Element placement data:
::::::

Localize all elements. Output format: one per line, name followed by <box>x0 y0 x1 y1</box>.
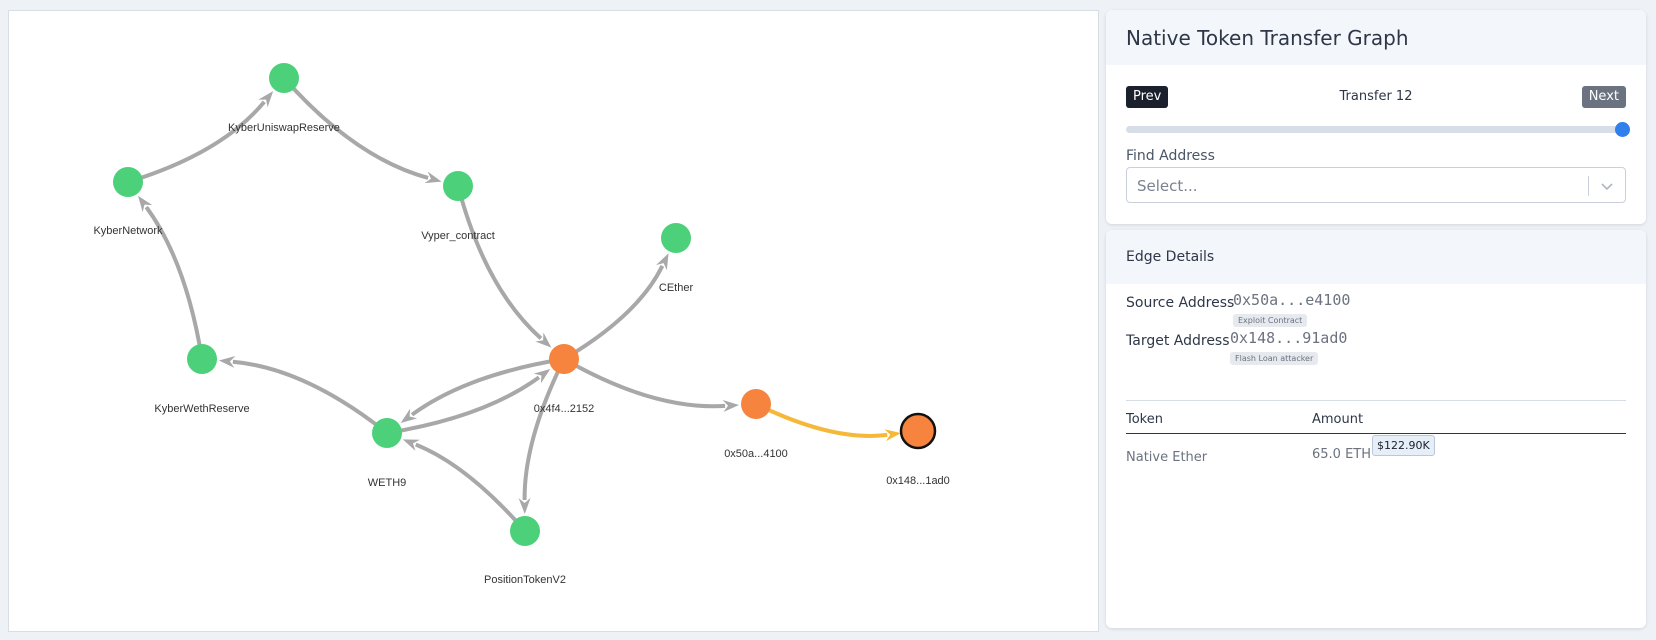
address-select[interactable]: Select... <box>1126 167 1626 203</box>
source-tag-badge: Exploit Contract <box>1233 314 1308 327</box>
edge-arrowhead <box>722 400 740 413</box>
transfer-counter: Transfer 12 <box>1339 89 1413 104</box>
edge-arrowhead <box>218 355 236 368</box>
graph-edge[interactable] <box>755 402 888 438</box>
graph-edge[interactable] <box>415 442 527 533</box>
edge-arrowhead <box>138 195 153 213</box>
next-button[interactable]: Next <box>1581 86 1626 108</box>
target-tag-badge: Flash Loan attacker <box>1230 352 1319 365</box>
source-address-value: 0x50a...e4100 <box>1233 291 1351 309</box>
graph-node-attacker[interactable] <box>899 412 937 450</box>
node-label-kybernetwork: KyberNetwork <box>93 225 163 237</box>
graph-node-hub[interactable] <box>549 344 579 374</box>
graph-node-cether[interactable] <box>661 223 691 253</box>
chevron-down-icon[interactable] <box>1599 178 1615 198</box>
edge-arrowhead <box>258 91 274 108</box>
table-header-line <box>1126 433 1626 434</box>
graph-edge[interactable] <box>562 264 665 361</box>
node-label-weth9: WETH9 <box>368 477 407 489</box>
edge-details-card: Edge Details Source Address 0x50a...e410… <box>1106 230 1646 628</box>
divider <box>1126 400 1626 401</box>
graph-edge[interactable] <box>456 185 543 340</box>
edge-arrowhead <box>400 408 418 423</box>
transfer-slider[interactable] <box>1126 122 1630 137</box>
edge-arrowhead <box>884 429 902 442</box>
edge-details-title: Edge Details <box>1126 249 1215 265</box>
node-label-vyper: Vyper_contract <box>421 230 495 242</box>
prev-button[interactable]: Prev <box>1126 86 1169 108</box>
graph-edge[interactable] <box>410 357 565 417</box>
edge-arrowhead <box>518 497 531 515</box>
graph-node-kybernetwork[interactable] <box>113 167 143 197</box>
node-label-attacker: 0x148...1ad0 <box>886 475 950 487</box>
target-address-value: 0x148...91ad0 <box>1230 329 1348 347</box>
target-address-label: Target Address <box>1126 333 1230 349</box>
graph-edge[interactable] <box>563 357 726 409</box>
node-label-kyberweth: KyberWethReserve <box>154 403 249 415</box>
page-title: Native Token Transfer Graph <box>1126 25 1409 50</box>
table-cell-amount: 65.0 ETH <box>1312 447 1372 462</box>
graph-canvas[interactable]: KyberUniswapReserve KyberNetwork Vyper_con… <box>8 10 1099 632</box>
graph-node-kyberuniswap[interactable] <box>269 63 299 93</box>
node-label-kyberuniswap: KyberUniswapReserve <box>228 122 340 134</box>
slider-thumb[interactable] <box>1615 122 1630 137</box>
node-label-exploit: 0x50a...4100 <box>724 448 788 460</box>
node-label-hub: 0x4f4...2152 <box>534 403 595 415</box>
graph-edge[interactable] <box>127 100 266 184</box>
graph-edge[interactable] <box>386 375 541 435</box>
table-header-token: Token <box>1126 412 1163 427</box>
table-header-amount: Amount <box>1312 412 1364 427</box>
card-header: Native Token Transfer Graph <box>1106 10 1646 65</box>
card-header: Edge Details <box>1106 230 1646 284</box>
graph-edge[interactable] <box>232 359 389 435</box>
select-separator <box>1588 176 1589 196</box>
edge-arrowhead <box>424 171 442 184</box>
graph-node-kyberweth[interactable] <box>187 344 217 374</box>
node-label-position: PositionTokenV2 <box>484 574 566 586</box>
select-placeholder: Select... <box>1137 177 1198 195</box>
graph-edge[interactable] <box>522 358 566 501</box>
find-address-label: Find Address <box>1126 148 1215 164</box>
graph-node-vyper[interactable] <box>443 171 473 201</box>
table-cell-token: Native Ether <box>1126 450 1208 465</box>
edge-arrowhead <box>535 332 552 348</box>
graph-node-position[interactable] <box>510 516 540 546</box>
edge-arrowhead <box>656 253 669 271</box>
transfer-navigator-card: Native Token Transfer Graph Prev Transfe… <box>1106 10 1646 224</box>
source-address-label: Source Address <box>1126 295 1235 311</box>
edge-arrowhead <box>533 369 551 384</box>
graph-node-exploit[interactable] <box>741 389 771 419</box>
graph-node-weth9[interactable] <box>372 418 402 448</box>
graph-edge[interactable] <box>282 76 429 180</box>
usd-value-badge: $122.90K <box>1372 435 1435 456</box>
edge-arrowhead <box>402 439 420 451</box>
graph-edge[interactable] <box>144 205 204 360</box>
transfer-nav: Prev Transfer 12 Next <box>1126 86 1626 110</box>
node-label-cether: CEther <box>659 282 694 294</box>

::::::

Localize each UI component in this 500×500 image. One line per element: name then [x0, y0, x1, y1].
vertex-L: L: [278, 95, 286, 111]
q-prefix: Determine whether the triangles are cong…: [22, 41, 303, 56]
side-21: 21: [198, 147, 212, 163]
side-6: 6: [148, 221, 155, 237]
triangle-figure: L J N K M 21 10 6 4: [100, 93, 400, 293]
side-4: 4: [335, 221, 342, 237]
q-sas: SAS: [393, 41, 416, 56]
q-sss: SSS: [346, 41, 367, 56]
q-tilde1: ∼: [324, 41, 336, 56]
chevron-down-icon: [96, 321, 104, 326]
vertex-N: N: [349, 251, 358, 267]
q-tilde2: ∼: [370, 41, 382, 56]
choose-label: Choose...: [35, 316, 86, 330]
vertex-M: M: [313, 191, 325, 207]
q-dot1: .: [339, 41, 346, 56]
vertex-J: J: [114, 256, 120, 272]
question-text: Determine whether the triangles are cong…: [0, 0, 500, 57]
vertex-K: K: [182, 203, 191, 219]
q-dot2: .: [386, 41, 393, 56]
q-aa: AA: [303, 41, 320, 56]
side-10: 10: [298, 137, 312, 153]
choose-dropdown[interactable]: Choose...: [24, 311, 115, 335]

::::::

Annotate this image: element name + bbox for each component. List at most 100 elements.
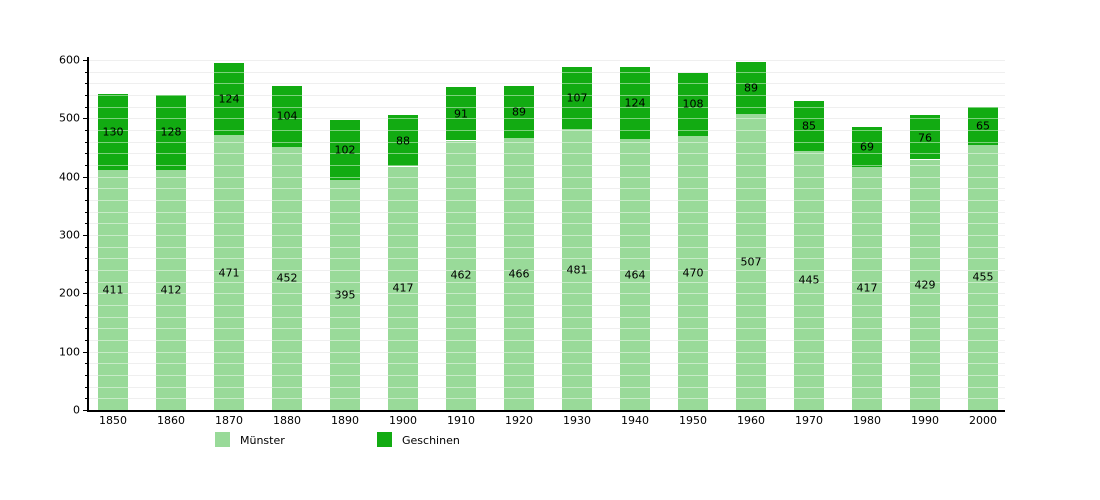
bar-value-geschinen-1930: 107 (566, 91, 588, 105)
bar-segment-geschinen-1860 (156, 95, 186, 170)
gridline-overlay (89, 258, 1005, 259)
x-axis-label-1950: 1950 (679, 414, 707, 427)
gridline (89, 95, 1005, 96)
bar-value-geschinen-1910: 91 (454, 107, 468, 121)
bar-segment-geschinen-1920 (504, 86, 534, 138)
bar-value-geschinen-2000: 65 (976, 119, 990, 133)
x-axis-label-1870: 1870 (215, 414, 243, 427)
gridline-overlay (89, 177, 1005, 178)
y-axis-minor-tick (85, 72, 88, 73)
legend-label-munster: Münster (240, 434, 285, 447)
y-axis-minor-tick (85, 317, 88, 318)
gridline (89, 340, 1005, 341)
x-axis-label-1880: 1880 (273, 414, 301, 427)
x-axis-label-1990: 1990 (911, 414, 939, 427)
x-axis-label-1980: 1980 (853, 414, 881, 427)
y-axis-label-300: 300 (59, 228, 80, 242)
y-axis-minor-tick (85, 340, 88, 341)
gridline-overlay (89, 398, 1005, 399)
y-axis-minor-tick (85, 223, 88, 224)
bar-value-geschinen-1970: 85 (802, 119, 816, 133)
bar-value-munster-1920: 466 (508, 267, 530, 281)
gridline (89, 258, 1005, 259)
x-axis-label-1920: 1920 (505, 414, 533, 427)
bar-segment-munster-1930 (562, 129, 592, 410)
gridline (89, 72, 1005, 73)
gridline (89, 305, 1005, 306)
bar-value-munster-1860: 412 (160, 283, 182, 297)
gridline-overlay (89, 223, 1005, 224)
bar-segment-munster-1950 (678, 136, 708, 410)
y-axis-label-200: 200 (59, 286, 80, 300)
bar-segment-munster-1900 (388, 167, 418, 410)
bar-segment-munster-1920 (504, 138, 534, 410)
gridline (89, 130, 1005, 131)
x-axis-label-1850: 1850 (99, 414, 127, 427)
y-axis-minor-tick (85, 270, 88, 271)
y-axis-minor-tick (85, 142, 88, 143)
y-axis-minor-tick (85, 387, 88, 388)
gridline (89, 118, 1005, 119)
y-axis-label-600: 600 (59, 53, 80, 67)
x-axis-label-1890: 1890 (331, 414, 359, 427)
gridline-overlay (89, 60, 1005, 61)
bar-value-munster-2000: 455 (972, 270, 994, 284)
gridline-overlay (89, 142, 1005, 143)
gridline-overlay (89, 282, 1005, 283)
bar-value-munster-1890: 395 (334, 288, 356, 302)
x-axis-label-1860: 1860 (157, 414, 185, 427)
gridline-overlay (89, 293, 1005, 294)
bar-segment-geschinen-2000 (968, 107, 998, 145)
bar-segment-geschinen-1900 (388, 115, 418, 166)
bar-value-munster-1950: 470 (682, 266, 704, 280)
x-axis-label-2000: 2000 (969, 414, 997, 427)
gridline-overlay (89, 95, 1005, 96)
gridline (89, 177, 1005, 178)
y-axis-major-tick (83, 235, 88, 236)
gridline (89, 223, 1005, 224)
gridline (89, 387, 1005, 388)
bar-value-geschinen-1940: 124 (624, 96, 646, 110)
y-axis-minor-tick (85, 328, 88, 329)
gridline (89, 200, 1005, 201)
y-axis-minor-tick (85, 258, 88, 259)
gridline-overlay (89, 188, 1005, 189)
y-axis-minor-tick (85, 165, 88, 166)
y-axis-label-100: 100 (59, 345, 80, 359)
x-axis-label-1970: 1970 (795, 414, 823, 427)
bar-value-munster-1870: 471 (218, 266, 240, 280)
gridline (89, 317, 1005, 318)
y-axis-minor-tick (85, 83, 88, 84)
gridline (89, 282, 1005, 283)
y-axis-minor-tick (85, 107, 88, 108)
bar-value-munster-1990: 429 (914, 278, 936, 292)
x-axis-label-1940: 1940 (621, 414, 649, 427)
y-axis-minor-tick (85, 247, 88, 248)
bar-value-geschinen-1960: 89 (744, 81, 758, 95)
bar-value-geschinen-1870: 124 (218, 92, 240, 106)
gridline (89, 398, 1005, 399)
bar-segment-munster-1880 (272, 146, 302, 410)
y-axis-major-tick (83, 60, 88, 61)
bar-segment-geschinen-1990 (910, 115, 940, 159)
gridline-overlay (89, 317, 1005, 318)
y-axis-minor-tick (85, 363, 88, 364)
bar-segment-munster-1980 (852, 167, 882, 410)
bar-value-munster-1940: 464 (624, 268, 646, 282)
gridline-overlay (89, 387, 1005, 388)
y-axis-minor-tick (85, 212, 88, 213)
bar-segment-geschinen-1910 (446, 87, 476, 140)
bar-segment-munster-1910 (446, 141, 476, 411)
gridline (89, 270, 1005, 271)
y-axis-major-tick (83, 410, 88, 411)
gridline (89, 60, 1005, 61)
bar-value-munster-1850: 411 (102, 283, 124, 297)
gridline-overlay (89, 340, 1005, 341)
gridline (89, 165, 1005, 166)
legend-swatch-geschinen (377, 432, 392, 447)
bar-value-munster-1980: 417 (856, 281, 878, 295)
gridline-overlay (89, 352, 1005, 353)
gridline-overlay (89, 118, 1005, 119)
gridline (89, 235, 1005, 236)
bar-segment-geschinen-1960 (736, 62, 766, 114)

::::::

# OBJECTIVE
Copy the stretch of items from the line containing "address-select[interactable]: Select... <box>1126" through the line containing "source-address-value: 0x50a...e4100 <box>1233", reproducing each line without change.

# TASK ANSWER
address-select[interactable]: Select... <box>1126 167 1626 203</box>
source-tag-badge: Exploit Contract <box>1233 314 1308 327</box>
edge-arrowhead <box>722 400 740 413</box>
transfer-counter: Transfer 12 <box>1339 89 1413 104</box>
edge-arrowhead <box>218 355 236 368</box>
graph-edge[interactable] <box>755 402 888 438</box>
graph-edge[interactable] <box>415 442 527 533</box>
edge-arrowhead <box>138 195 153 213</box>
next-button[interactable]: Next <box>1581 86 1626 108</box>
target-tag-badge: Flash Loan attacker <box>1230 352 1319 365</box>
source-address-value: 0x50a...e4100 <box>1233 291 1351 309</box>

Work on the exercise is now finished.